Stored data =
— begin —

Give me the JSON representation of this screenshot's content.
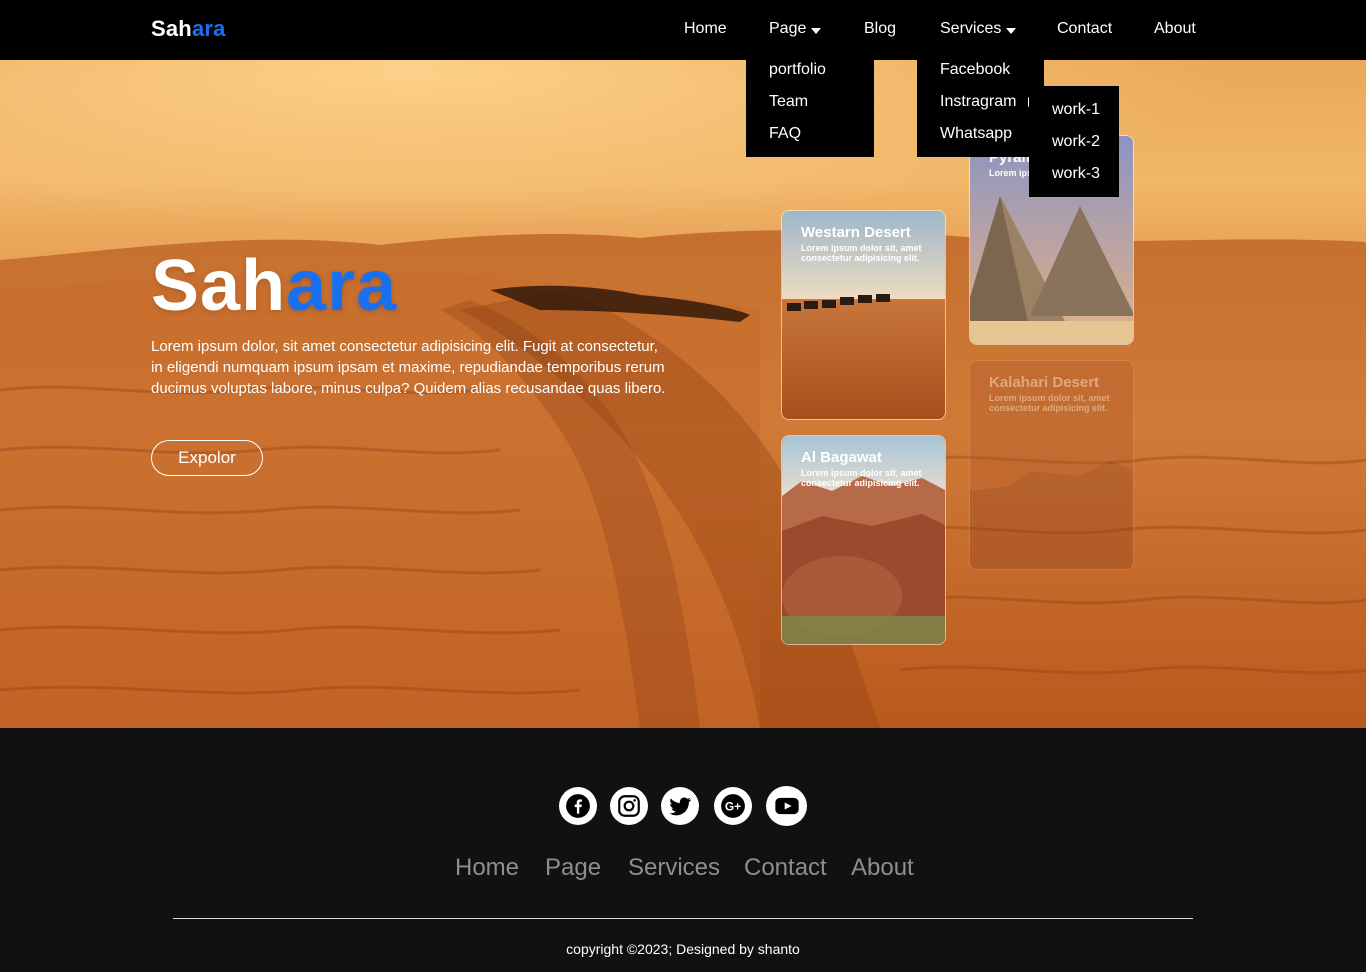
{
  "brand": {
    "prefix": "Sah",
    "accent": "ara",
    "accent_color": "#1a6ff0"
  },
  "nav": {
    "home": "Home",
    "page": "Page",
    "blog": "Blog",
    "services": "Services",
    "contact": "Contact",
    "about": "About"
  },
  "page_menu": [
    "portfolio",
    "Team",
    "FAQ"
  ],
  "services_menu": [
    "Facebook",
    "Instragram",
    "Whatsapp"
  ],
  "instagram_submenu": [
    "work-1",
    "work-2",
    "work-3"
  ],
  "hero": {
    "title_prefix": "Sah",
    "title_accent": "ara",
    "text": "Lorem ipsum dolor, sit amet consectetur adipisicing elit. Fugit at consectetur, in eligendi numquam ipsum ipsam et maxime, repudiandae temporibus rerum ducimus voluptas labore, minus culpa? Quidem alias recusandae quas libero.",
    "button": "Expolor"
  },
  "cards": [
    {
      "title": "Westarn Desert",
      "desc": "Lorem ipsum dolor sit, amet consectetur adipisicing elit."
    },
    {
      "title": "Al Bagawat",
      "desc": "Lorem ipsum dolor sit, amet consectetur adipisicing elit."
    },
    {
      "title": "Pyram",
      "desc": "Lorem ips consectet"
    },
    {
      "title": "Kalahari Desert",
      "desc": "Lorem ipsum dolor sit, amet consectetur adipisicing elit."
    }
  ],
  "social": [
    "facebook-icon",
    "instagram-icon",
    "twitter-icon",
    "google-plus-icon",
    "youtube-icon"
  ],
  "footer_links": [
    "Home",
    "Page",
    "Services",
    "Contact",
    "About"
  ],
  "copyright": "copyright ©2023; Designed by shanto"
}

— end —
— begin —

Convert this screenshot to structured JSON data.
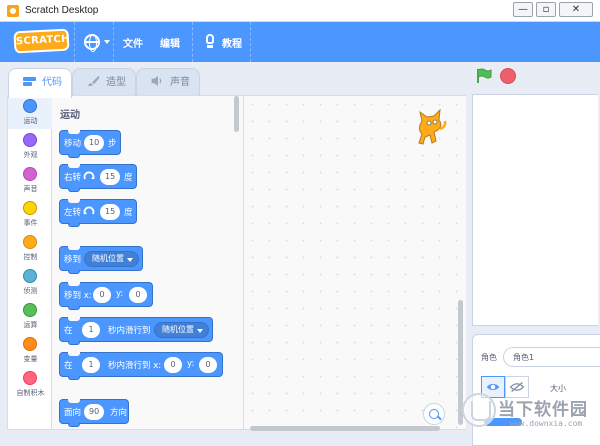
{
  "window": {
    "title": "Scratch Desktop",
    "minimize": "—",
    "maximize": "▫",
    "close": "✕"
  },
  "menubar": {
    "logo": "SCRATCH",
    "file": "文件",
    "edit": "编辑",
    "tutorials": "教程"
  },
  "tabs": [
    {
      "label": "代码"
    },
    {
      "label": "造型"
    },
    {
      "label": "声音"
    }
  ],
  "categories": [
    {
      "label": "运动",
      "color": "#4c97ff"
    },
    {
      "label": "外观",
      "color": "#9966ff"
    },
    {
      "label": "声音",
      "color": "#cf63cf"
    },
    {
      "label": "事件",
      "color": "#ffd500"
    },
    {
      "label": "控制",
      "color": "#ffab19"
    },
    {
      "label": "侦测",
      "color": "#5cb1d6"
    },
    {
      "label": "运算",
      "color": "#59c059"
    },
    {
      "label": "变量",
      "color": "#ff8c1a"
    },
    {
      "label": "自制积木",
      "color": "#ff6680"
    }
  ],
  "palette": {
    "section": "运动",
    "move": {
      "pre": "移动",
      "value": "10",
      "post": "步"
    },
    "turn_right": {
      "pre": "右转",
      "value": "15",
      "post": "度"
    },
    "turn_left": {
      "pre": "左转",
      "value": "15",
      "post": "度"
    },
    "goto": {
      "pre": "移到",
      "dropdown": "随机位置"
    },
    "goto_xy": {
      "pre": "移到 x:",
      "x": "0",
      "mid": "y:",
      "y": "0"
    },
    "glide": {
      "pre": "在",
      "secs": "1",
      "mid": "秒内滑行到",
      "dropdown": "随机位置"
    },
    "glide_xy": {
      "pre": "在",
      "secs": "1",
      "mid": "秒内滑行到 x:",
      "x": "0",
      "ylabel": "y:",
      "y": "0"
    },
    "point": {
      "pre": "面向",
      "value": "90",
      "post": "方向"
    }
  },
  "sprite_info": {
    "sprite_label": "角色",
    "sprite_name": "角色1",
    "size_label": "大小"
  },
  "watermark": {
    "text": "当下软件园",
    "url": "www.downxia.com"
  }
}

— end —

Exercise objective =
Which lines above hold the word "Desert"? Copy each of them.

Response below =
      "title": "Westarn Desert",
      "title": "Kalahari Desert",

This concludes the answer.